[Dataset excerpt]

▼

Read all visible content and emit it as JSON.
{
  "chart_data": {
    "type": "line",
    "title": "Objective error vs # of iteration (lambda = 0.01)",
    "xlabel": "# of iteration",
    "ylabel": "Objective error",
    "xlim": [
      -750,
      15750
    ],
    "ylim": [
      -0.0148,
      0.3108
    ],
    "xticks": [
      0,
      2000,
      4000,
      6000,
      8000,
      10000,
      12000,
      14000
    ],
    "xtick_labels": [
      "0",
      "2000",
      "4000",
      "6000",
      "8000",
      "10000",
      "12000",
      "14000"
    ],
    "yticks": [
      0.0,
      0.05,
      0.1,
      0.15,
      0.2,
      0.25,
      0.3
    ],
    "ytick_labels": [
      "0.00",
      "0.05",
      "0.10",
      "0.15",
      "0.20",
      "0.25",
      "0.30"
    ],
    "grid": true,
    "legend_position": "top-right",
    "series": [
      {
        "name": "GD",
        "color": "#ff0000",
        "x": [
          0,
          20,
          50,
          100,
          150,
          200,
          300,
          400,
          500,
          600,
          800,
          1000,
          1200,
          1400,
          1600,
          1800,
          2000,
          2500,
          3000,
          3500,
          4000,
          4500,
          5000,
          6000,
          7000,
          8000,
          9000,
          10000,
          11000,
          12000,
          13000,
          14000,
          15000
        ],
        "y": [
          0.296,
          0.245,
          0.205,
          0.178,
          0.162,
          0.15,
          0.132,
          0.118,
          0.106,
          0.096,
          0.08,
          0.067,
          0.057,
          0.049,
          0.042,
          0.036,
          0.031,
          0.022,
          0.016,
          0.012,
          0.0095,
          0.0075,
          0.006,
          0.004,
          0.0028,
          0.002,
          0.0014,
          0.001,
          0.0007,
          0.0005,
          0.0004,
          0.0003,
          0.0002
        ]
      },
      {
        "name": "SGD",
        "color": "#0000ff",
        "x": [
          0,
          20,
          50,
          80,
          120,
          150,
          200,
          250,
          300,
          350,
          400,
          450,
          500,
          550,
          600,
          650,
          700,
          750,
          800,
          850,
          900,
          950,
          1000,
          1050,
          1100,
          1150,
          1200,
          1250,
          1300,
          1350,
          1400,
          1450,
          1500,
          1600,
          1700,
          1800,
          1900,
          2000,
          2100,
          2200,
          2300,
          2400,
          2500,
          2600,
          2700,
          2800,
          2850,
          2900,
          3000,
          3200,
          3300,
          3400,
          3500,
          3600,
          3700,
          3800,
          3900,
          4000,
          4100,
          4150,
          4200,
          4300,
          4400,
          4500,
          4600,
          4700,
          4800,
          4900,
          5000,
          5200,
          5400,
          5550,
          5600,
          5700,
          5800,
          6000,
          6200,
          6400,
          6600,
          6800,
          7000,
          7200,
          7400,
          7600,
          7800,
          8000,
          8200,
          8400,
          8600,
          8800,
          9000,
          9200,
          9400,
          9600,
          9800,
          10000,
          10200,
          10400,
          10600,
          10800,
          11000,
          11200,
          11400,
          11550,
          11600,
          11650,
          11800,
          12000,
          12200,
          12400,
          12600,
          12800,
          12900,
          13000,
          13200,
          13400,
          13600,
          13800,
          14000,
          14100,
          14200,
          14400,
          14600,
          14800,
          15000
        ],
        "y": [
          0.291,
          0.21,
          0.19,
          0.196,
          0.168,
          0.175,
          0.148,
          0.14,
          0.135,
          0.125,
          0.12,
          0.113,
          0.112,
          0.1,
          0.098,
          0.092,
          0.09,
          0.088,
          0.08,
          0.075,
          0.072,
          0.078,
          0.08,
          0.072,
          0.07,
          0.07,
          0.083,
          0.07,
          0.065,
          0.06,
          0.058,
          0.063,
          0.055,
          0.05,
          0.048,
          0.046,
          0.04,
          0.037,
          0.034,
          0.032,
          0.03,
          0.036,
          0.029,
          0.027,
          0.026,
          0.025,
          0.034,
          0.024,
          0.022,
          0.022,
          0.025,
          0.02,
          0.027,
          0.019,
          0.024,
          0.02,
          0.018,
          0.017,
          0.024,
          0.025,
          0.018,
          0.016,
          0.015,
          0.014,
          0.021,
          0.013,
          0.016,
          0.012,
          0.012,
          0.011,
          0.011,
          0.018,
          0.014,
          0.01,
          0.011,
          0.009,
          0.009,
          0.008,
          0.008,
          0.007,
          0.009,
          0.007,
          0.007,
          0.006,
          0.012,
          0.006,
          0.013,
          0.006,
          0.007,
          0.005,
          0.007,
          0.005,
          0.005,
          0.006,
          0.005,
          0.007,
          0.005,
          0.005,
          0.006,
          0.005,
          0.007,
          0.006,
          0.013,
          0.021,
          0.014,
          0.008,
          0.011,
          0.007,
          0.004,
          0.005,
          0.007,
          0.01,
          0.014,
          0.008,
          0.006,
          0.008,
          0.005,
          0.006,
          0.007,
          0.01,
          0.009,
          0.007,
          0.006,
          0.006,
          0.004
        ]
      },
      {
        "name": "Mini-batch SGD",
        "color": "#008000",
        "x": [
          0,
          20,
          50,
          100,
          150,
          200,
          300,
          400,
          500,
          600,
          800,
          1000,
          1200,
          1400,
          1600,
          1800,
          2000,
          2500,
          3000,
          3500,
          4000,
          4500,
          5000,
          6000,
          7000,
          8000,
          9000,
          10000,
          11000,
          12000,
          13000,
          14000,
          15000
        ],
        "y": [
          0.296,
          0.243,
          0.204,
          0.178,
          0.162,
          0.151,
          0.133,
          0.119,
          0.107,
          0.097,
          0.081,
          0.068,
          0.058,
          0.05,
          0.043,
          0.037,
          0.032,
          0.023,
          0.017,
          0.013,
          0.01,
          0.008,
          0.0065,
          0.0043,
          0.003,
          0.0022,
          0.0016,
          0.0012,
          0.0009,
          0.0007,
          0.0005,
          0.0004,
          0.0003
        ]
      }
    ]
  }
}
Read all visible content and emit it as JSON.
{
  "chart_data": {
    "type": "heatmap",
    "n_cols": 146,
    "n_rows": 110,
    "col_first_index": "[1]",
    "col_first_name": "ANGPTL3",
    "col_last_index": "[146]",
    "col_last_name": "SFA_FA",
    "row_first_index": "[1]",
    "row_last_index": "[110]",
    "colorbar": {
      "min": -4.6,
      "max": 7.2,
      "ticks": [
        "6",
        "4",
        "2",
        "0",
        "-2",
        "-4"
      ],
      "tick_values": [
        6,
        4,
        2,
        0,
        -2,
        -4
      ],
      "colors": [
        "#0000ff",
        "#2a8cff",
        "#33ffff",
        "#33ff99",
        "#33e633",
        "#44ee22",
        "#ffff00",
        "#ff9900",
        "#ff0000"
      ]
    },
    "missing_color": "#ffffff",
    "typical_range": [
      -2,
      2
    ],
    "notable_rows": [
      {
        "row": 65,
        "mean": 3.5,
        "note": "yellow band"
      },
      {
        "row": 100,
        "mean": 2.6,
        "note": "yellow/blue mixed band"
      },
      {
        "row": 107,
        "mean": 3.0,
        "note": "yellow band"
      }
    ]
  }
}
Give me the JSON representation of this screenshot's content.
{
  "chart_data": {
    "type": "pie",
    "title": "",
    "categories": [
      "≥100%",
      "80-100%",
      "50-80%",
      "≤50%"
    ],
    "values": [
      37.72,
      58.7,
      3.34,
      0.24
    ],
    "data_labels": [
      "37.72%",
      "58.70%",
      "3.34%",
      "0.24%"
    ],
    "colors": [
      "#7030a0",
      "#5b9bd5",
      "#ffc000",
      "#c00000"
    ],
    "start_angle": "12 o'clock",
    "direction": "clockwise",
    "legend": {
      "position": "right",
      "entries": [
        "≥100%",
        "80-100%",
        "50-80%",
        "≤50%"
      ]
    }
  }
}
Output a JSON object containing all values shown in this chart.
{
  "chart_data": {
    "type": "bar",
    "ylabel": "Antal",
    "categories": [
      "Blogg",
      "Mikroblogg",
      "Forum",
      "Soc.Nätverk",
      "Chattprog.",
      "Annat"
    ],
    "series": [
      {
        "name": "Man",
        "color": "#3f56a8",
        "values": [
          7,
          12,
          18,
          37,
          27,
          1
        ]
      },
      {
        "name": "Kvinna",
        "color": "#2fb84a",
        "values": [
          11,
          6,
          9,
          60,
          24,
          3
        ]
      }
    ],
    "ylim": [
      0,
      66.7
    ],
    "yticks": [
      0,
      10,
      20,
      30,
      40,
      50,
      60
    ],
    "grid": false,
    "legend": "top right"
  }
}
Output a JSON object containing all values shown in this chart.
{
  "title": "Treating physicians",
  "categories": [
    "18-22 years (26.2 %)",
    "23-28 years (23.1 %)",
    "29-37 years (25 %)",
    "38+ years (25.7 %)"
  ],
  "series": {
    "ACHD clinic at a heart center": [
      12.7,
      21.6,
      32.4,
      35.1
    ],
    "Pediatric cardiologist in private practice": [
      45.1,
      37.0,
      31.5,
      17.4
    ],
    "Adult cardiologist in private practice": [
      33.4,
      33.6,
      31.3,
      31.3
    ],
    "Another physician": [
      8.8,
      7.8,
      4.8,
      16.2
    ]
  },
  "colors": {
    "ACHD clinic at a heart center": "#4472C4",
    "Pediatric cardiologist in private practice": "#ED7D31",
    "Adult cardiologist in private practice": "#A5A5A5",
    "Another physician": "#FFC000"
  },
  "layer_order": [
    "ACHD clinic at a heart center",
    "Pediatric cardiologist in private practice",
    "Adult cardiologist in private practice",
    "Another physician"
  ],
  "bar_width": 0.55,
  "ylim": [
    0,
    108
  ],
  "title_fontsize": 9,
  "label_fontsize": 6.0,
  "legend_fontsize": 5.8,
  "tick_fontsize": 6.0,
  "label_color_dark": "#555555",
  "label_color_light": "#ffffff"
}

▲

WHAT THIS TASK INVOLVES
Go through the listing above and pull out each line containing the word "private".

COMPLETED EXERCISE
    "Pediatric cardiologist in private practice": [
    "Adult cardiologist in private practice": [
    "Pediatric cardiologist in private practice": "#ED7D31",
    "Adult cardiologist in private practice": "#A5A5A5",
    "Pediatric cardiologist in private practice",
    "Adult cardiologist in private practice",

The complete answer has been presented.